From the first line to the last, return the data exactly as written.

**SOURCE DATA:**
>>>>>

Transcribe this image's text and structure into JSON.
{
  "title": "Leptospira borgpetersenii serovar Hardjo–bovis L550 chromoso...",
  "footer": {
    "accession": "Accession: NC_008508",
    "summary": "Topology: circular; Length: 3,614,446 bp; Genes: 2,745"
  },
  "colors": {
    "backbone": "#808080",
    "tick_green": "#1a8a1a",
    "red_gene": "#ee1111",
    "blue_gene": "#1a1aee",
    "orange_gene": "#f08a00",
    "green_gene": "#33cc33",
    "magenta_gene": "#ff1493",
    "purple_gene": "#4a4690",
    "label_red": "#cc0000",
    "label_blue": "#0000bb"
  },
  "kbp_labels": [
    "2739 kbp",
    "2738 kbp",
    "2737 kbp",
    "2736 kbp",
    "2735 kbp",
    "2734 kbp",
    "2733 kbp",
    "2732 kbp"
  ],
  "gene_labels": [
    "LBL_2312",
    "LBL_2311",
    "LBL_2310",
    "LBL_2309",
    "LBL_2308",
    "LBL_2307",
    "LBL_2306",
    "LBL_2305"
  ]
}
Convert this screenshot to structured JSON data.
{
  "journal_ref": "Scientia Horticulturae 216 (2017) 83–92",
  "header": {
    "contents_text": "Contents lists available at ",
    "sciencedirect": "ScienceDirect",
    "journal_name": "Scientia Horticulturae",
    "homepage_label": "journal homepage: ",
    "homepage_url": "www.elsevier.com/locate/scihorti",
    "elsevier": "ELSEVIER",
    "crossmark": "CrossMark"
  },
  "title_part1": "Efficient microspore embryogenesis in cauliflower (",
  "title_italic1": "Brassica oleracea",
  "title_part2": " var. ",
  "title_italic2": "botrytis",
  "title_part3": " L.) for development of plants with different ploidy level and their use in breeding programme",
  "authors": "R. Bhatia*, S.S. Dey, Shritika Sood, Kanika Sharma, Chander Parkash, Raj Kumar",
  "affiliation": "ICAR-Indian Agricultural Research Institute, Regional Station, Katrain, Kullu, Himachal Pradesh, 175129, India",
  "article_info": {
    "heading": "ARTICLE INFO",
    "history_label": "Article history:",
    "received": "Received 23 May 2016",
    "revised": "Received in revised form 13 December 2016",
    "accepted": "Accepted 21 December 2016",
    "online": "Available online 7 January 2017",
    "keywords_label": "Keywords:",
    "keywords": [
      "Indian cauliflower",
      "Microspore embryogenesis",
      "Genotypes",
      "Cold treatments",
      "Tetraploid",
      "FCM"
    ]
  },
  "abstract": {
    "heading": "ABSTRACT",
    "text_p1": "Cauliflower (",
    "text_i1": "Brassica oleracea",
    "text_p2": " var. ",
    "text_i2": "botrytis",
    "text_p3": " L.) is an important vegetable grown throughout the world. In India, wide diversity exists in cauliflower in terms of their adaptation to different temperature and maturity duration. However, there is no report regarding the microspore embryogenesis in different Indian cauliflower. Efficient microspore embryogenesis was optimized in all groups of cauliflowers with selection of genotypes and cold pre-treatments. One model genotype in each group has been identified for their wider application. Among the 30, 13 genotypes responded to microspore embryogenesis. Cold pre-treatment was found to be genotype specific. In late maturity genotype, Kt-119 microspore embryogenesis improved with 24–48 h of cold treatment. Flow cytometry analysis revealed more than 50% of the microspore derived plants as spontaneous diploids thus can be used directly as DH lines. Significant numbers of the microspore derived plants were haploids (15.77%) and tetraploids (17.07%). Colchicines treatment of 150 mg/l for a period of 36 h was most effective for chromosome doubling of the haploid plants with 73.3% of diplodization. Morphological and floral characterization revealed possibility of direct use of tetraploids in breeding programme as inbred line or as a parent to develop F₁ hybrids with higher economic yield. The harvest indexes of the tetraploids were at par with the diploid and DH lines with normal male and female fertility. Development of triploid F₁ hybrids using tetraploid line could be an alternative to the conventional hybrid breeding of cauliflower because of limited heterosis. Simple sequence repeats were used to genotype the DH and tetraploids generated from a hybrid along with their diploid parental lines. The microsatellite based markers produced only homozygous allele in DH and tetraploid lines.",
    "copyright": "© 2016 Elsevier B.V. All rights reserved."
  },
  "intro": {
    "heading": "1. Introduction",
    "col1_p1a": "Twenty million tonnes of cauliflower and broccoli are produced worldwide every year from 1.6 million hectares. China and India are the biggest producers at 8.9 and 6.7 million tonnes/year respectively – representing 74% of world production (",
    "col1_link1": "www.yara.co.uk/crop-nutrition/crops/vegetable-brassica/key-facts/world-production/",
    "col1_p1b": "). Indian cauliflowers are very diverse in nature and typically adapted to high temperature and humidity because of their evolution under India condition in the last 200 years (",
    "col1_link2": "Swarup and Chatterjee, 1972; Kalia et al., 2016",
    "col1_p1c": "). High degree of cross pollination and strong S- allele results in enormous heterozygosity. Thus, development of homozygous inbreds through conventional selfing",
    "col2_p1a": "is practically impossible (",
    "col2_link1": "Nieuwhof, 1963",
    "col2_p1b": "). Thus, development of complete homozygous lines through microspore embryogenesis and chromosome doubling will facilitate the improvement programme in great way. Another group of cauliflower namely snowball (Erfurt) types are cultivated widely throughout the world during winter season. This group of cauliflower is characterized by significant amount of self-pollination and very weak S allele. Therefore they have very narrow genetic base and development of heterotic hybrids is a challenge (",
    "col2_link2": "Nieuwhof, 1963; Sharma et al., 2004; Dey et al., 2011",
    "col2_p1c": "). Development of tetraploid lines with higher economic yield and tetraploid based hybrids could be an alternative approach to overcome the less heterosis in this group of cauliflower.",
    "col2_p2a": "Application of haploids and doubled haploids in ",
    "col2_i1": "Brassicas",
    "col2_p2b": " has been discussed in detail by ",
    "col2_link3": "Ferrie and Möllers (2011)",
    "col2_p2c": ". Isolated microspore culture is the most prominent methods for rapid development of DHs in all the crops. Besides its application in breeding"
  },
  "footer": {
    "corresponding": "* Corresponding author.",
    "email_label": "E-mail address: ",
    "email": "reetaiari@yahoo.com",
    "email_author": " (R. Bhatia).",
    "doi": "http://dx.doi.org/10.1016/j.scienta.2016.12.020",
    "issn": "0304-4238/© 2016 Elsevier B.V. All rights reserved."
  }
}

<<<<<

**RESPONSE:**
Transcribe this image's text and structure into JSON.
{
  "title": "Leptospira borgpetersenii serovar Hardjo–bovis L550 chromoso...",
  "footer": {
    "accession": "Accession: NC_008508",
    "summary": "Topology: circular; Length: 3,614,446 bp; Genes: 2,745"
  },
  "colors": {
    "backbone": "#808080",
    "tick_green": "#1a8a1a",
    "red_gene": "#ee1111",
    "blue_gene": "#1a1aee",
    "orange_gene": "#f08a00",
    "green_gene": "#33cc33",
    "magenta_gene": "#ff1493",
    "purple_gene": "#4a4690",
    "label_red": "#cc0000",
    "label_blue": "#0000bb"
  },
  "kbp_labels": [
    "2739 kbp",
    "2738 kbp",
    "2737 kbp",
    "2736 kbp",
    "2735 kbp",
    "2734 kbp",
    "2733 kbp",
    "2732 kbp"
  ],
  "gene_labels": [
    "LBL_2312",
    "LBL_2311",
    "LBL_2310",
    "LBL_2309",
    "LBL_2308",
    "LBL_2307",
    "LBL_2306",
    "LBL_2305"
  ]
}
Convert this screenshot to structured JSON data.
{
  "journal_ref": "Scientia Horticulturae 216 (2017) 83–92",
  "header": {
    "contents_text": "Contents lists available at ",
    "sciencedirect": "ScienceDirect",
    "journal_name": "Scientia Horticulturae",
    "homepage_label": "journal homepage: ",
    "homepage_url": "www.elsevier.com/locate/scihorti",
    "elsevier": "ELSEVIER",
    "crossmark": "CrossMark"
  },
  "title_part1": "Efficient microspore embryogenesis in cauliflower (",
  "title_italic1": "Brassica oleracea",
  "title_part2": " var. ",
  "title_italic2": "botrytis",
  "title_part3": " L.) for development of plants with different ploidy level and their use in breeding programme",
  "authors": "R. Bhatia*, S.S. Dey, Shritika Sood, Kanika Sharma, Chander Parkash, Raj Kumar",
  "affiliation": "ICAR-Indian Agricultural Research Institute, Regional Station, Katrain, Kullu, Himachal Pradesh, 175129, India",
  "article_info": {
    "heading": "ARTICLE INFO",
    "history_label": "Article history:",
    "received": "Received 23 May 2016",
    "revised": "Received in revised form 13 December 2016",
    "accepted": "Accepted 21 December 2016",
    "online": "Available online 7 January 2017",
    "keywords_label": "Keywords:",
    "keywords": [
      "Indian cauliflower",
      "Microspore embryogenesis",
      "Genotypes",
      "Cold treatments",
      "Tetraploid",
      "FCM"
    ]
  },
  "abstract": {
    "heading": "ABSTRACT",
    "text_p1": "Cauliflower (",
    "text_i1": "Brassica oleracea",
    "text_p2": " var. ",
    "text_i2": "botrytis",
    "text_p3": " L.) is an important vegetable grown throughout the world. In India, wide diversity exists in cauliflower in terms of their adaptation to different temperature and maturity duration. However, there is no report regarding the microspore embryogenesis in different Indian cauliflower. Efficient microspore embryogenesis was optimized in all groups of cauliflowers with selection of genotypes and cold pre-treatments. One model genotype in each group has been identified for their wider application. Among the 30, 13 genotypes responded to microspore embryogenesis. Cold pre-treatment was found to be genotype specific. In late maturity genotype, Kt-119 microspore embryogenesis improved with 24–48 h of cold treatment. Flow cytometry analysis revealed more than 50% of the microspore derived plants as spontaneous diploids thus can be used directly as DH lines. Significant numbers of the microspore derived plants were haploids (15.77%) and tetraploids (17.07%). Colchicines treatment of 150 mg/l for a period of 36 h was most effective for chromosome doubling of the haploid plants with 73.3% of diplodization. Morphological and floral characterization revealed possibility of direct use of tetraploids in breeding programme as inbred line or as a parent to develop F₁ hybrids with higher economic yield. The harvest indexes of the tetraploids were at par with the diploid and DH lines with normal male and female fertility. Development of triploid F₁ hybrids using tetraploid line could be an alternative to the conventional hybrid breeding of cauliflower because of limited heterosis. Simple sequence repeats were used to genotype the DH and tetraploids generated from a hybrid along with their diploid parental lines. The microsatellite based markers produced only homozygous allele in DH and tetraploid lines.",
    "copyright": "© 2016 Elsevier B.V. All rights reserved."
  },
  "intro": {
    "heading": "1. Introduction",
    "col1_p1a": "Twenty million tonnes of cauliflower and broccoli are produced worldwide every year from 1.6 million hectares. China and India are the biggest producers at 8.9 and 6.7 million tonnes/year respectively – representing 74% of world production (",
    "col1_link1": "www.yara.co.uk/crop-nutrition/crops/vegetable-brassica/key-facts/world-production/",
    "col1_p1b": "). Indian cauliflowers are very diverse in nature and typically adapted to high temperature and humidity because of their evolution under India condition in the last 200 years (",
    "col1_link2": "Swarup and Chatterjee, 1972; Kalia et al., 2016",
    "col1_p1c": "). High degree of cross pollination and strong S- allele results in enormous heterozygosity. Thus, development of homozygous inbreds through conventional selfing",
    "col2_p1a": "is practically impossible (",
    "col2_link1": "Nieuwhof, 1963",
    "col2_p1b": "). Thus, development of complete homozygous lines through microspore embryogenesis and chromosome doubling will facilitate the improvement programme in great way. Another group of cauliflower namely snowball (Erfurt) types are cultivated widely throughout the world during winter season. This group of cauliflower is characterized by significant amount of self-pollination and very weak S allele. Therefore they have very narrow genetic base and development of heterotic hybrids is a challenge (",
    "col2_link2": "Nieuwhof, 1963; Sharma et al., 2004; Dey et al., 2011",
    "col2_p1c": "). Development of tetraploid lines with higher economic yield and tetraploid based hybrids could be an alternative approach to overcome the less heterosis in this group of cauliflower.",
    "col2_p2a": "Application of haploids and doubled haploids in ",
    "col2_i1": "Brassicas",
    "col2_p2b": " has been discussed in detail by ",
    "col2_link3": "Ferrie and Möllers (2011)",
    "col2_p2c": ". Isolated microspore culture is the most prominent methods for rapid development of DHs in all the crops. Besides its application in breeding"
  },
  "footer": {
    "corresponding": "* Corresponding author.",
    "email_label": "E-mail address: ",
    "email": "reetaiari@yahoo.com",
    "email_author": " (R. Bhatia).",
    "doi": "http://dx.doi.org/10.1016/j.scienta.2016.12.020",
    "issn": "0304-4238/© 2016 Elsevier B.V. All rights reserved."
  }
}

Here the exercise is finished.